_What you will do_
Edit the rows below so that every "growth-rate-point" becomes "growth-rate-dot" and nothing else changes.

-- START OF Supplied records --

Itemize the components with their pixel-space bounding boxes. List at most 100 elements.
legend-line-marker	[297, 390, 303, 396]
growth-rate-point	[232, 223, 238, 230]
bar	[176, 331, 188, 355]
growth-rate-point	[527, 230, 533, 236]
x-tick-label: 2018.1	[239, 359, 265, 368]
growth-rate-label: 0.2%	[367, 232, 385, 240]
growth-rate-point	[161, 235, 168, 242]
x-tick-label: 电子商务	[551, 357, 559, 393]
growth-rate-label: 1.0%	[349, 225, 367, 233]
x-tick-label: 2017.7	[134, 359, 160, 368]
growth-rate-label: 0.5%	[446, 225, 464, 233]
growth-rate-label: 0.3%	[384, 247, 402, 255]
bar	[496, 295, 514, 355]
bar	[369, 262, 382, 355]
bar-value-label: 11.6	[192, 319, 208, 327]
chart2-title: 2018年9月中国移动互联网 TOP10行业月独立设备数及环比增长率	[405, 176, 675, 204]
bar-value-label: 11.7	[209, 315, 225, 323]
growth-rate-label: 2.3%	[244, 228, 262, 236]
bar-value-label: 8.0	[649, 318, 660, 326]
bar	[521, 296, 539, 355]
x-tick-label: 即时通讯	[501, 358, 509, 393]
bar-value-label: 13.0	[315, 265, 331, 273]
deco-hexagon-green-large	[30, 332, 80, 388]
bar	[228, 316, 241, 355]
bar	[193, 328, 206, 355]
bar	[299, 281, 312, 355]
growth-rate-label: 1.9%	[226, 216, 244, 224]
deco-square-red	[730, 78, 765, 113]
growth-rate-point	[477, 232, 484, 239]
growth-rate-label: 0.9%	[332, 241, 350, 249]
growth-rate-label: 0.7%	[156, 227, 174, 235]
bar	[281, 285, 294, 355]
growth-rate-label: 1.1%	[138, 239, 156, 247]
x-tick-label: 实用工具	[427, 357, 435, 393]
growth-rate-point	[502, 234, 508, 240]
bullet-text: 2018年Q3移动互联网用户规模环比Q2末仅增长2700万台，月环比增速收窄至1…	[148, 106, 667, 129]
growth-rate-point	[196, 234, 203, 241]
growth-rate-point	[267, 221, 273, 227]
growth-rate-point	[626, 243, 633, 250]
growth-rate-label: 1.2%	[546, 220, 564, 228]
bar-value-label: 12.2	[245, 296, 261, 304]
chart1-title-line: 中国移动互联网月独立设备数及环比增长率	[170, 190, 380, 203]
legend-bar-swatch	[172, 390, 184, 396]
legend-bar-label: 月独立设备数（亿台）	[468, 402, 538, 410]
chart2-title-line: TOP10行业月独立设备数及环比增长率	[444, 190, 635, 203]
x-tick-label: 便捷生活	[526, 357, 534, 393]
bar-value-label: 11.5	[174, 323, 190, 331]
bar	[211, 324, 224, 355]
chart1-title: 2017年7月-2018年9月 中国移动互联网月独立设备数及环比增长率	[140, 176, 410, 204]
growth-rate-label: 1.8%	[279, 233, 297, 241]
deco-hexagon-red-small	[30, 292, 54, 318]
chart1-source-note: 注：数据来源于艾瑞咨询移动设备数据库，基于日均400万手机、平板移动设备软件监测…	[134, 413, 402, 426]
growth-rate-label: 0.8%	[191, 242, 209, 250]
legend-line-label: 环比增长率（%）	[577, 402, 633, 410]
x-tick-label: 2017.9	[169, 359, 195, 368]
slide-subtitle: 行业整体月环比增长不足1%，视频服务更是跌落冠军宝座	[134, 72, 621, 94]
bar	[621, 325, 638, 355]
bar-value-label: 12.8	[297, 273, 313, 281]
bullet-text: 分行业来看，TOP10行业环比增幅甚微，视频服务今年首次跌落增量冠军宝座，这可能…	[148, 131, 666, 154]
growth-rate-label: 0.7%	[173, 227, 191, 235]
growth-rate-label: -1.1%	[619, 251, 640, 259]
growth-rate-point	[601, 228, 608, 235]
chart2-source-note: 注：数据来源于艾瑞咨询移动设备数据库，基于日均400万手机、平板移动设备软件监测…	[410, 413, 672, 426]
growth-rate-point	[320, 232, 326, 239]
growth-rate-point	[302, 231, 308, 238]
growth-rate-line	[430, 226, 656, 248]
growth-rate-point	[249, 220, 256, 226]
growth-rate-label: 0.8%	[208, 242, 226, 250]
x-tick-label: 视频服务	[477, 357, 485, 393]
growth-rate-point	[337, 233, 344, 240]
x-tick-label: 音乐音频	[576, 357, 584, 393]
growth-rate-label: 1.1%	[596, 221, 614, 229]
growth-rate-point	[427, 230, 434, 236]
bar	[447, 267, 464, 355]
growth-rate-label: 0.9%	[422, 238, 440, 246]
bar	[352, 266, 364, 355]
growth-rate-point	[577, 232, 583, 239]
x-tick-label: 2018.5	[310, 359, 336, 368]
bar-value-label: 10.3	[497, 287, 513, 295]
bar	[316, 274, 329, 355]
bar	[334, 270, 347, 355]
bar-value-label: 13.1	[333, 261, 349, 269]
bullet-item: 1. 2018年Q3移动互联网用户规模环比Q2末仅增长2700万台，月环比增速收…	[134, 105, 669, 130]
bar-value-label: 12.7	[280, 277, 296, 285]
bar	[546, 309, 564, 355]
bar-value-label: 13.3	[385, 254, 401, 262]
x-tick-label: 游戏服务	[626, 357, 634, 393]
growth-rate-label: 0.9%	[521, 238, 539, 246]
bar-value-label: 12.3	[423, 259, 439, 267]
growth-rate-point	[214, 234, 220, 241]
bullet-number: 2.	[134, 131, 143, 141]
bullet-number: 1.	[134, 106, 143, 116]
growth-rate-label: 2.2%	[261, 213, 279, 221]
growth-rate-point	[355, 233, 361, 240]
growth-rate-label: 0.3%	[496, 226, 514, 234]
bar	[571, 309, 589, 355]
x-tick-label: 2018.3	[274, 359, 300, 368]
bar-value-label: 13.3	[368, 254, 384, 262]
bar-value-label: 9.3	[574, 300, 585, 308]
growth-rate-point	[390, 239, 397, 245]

-- END OF Supplied records --

_Exercise response_
Itemize the components with their pixel-space bounding boxes. List at most 100 elements.
legend-line-marker	[297, 390, 303, 396]
growth-rate-dot	[232, 223, 238, 230]
bar	[176, 331, 188, 355]
growth-rate-dot	[527, 230, 533, 236]
x-tick-label: 2018.1	[239, 359, 265, 368]
growth-rate-label: 0.2%	[367, 232, 385, 240]
growth-rate-dot	[161, 235, 168, 242]
x-tick-label: 电子商务	[551, 357, 559, 393]
growth-rate-label: 1.0%	[349, 225, 367, 233]
x-tick-label: 2017.7	[134, 359, 160, 368]
growth-rate-label: 0.5%	[446, 225, 464, 233]
growth-rate-label: 0.3%	[384, 247, 402, 255]
bar	[496, 295, 514, 355]
bar	[369, 262, 382, 355]
bar-value-label: 11.6	[192, 319, 208, 327]
chart2-title: 2018年9月中国移动互联网 TOP10行业月独立设备数及环比增长率	[405, 176, 675, 204]
bar-value-label: 11.7	[209, 315, 225, 323]
growth-rate-label: 2.3%	[244, 228, 262, 236]
bar-value-label: 8.0	[649, 318, 660, 326]
bar	[521, 296, 539, 355]
x-tick-label: 即时通讯	[501, 358, 509, 393]
bar-value-label: 13.0	[315, 265, 331, 273]
deco-hexagon-green-large	[30, 332, 80, 388]
bar	[228, 316, 241, 355]
bar	[193, 328, 206, 355]
bar	[299, 281, 312, 355]
growth-rate-label: 1.9%	[226, 216, 244, 224]
deco-square-red	[730, 78, 765, 113]
growth-rate-dot	[477, 232, 484, 239]
growth-rate-label: 0.9%	[332, 241, 350, 249]
growth-rate-label: 0.7%	[156, 227, 174, 235]
bar	[281, 285, 294, 355]
growth-rate-label: 1.1%	[138, 239, 156, 247]
x-tick-label: 实用工具	[427, 357, 435, 393]
growth-rate-dot	[502, 234, 508, 240]
bullet-text: 2018年Q3移动互联网用户规模环比Q2末仅增长2700万台，月环比增速收窄至1…	[148, 106, 667, 129]
growth-rate-dot	[196, 234, 203, 241]
growth-rate-dot	[267, 221, 273, 227]
growth-rate-dot	[626, 243, 633, 250]
growth-rate-label: 1.2%	[546, 220, 564, 228]
bar-value-label: 12.2	[245, 296, 261, 304]
chart1-title-line: 中国移动互联网月独立设备数及环比增长率	[170, 190, 380, 203]
legend-bar-swatch	[172, 390, 184, 396]
legend-bar-label: 月独立设备数（亿台）	[468, 402, 538, 410]
chart2-title-line: TOP10行业月独立设备数及环比增长率	[444, 190, 635, 203]
x-tick-label: 便捷生活	[526, 357, 534, 393]
bar-value-label: 11.5	[174, 323, 190, 331]
bar	[211, 324, 224, 355]
chart1-title: 2017年7月-2018年9月 中国移动互联网月独立设备数及环比增长率	[140, 176, 410, 204]
growth-rate-label: 1.8%	[279, 233, 297, 241]
deco-hexagon-red-small	[30, 292, 54, 318]
chart1-source-note: 注：数据来源于艾瑞咨询移动设备数据库，基于日均400万手机、平板移动设备软件监测…	[134, 413, 402, 426]
growth-rate-label: 0.8%	[191, 242, 209, 250]
legend-line-label: 环比增长率（%）	[577, 402, 633, 410]
x-tick-label: 2017.9	[169, 359, 195, 368]
slide-subtitle: 行业整体月环比增长不足1%，视频服务更是跌落冠军宝座	[134, 72, 621, 94]
bar	[621, 325, 638, 355]
bar-value-label: 12.8	[297, 273, 313, 281]
bullet-text: 分行业来看，TOP10行业环比增幅甚微，视频服务今年首次跌落增量冠军宝座，这可能…	[148, 131, 666, 154]
growth-rate-label: 0.7%	[173, 227, 191, 235]
growth-rate-label: -1.1%	[619, 251, 640, 259]
growth-rate-dot	[601, 228, 608, 235]
chart2-source-note: 注：数据来源于艾瑞咨询移动设备数据库，基于日均400万手机、平板移动设备软件监测…	[410, 413, 672, 426]
growth-rate-dot	[320, 232, 326, 239]
growth-rate-dot	[302, 231, 308, 238]
growth-rate-line	[430, 226, 656, 248]
growth-rate-dot	[249, 220, 256, 226]
growth-rate-label: 0.8%	[208, 242, 226, 250]
x-tick-label: 视频服务	[477, 357, 485, 393]
growth-rate-dot	[337, 233, 344, 240]
x-tick-label: 音乐音频	[576, 357, 584, 393]
growth-rate-label: 1.1%	[596, 221, 614, 229]
growth-rate-dot	[427, 230, 434, 236]
bar	[447, 267, 464, 355]
growth-rate-label: 0.9%	[422, 238, 440, 246]
bar	[352, 266, 364, 355]
growth-rate-dot	[577, 232, 583, 239]
x-tick-label: 2018.5	[310, 359, 336, 368]
bar-value-label: 10.3	[497, 287, 513, 295]
bar	[316, 274, 329, 355]
bar	[334, 270, 347, 355]
bar-value-label: 13.1	[333, 261, 349, 269]
bullet-item: 1. 2018年Q3移动互联网用户规模环比Q2末仅增长2700万台，月环比增速收…	[134, 105, 669, 130]
bar-value-label: 12.7	[280, 277, 296, 285]
bar	[546, 309, 564, 355]
bar-value-label: 13.3	[385, 254, 401, 262]
x-tick-label: 游戏服务	[626, 357, 634, 393]
growth-rate-label: 0.9%	[521, 238, 539, 246]
bar-value-label: 12.3	[423, 259, 439, 267]
growth-rate-dot	[214, 234, 220, 241]
bullet-number: 2.	[134, 131, 143, 141]
bullet-number: 1.	[134, 106, 143, 116]
growth-rate-label: 2.2%	[261, 213, 279, 221]
growth-rate-dot	[355, 233, 361, 240]
growth-rate-label: 0.3%	[496, 226, 514, 234]
bar	[571, 309, 589, 355]
x-tick-label: 2018.3	[274, 359, 300, 368]
bar-value-label: 13.3	[368, 254, 384, 262]
bar-value-label: 9.3	[574, 300, 585, 308]
growth-rate-dot	[390, 239, 397, 245]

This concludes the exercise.